# [RAW RECORDS]
_____
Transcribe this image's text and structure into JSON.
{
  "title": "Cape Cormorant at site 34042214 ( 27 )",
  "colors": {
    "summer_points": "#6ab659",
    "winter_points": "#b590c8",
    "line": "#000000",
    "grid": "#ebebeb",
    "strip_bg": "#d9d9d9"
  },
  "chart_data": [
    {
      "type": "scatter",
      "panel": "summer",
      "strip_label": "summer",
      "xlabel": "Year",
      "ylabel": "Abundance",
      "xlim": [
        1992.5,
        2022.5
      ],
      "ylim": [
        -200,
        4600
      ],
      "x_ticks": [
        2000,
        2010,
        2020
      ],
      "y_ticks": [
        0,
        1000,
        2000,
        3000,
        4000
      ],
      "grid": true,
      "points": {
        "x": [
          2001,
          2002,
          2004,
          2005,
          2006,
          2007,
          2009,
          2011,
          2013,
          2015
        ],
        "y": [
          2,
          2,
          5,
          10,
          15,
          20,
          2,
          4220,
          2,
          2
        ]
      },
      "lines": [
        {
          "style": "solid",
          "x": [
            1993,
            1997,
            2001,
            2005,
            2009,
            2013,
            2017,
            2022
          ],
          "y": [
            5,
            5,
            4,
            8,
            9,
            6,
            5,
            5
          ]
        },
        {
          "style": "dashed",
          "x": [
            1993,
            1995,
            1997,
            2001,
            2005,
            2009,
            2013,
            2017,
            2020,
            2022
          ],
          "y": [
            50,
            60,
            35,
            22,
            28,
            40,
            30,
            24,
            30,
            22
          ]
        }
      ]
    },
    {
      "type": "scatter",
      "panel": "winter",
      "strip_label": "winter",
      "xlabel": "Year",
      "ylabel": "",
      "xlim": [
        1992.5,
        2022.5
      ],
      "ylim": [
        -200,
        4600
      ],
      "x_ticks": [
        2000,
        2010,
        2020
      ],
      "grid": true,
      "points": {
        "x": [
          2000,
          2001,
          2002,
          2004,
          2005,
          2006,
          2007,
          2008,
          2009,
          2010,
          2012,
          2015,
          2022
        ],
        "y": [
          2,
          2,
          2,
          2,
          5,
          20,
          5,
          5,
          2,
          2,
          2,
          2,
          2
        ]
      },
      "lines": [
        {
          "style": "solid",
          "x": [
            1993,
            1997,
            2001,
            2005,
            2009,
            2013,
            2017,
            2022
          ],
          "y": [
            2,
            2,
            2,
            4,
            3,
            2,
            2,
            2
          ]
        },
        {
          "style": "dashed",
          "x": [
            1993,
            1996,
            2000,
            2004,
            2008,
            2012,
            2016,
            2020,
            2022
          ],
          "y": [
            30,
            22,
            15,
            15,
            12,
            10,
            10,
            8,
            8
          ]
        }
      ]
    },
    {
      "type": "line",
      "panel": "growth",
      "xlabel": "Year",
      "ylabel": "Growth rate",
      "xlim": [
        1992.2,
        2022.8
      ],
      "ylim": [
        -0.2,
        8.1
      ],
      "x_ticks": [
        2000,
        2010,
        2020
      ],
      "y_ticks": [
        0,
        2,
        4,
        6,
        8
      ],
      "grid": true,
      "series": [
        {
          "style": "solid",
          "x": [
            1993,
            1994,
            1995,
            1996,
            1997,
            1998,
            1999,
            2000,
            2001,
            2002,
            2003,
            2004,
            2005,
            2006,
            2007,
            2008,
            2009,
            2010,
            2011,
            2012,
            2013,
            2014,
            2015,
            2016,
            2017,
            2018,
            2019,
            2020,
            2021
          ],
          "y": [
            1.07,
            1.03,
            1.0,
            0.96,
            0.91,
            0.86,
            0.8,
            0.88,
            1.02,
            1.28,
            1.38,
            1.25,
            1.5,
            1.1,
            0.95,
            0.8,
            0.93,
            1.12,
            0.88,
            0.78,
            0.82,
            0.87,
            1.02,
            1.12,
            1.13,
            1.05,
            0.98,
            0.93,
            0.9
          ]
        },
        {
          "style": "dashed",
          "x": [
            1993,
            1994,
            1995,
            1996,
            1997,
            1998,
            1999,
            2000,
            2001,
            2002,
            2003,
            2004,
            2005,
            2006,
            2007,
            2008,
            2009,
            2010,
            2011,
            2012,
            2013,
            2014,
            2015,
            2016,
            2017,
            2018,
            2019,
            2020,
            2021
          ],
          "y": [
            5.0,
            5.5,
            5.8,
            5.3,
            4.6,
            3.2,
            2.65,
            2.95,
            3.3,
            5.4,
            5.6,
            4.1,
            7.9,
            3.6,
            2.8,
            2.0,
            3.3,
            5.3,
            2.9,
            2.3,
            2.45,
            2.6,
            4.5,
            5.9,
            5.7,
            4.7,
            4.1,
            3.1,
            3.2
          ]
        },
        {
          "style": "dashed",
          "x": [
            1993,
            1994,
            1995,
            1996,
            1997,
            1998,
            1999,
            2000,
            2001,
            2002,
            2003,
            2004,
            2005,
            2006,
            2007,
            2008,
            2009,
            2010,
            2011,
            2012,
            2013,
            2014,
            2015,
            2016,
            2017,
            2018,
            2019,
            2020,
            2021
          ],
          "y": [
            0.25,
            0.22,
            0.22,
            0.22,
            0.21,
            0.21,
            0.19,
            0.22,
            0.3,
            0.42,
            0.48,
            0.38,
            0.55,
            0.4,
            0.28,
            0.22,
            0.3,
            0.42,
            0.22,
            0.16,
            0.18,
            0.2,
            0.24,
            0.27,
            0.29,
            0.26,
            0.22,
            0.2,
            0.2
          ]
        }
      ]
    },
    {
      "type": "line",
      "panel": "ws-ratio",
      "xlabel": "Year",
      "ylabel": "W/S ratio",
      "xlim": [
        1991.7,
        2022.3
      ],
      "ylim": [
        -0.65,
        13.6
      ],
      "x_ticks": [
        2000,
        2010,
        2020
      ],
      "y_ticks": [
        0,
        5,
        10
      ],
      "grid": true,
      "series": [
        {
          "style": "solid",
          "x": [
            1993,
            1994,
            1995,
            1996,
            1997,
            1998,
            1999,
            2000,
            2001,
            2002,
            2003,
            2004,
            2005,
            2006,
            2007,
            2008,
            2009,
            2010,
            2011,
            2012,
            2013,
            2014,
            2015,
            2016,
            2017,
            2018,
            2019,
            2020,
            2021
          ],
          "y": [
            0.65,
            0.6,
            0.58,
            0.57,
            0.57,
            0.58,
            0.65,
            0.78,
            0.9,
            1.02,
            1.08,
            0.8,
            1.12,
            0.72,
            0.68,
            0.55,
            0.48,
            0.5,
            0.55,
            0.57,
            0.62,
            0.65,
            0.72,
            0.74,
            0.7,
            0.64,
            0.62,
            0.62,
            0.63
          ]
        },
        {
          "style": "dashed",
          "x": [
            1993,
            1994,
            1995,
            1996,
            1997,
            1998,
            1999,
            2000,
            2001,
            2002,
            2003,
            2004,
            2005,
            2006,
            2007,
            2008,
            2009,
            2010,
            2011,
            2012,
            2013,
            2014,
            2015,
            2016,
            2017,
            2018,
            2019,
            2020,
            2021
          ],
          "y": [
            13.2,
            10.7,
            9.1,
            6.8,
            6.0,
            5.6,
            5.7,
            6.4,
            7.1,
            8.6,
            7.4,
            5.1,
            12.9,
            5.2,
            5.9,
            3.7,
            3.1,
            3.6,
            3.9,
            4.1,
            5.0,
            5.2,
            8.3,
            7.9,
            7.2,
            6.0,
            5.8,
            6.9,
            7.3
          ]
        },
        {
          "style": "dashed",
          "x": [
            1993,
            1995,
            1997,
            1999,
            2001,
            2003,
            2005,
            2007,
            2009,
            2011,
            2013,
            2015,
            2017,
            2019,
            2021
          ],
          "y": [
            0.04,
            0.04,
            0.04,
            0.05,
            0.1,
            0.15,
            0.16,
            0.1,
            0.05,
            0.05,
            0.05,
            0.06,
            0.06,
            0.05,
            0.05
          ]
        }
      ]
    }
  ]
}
_____
# [STATED TASK]
Tally the lines of the records holding the word "panel", then state only the tally.

# [FULL SOLUTION]
4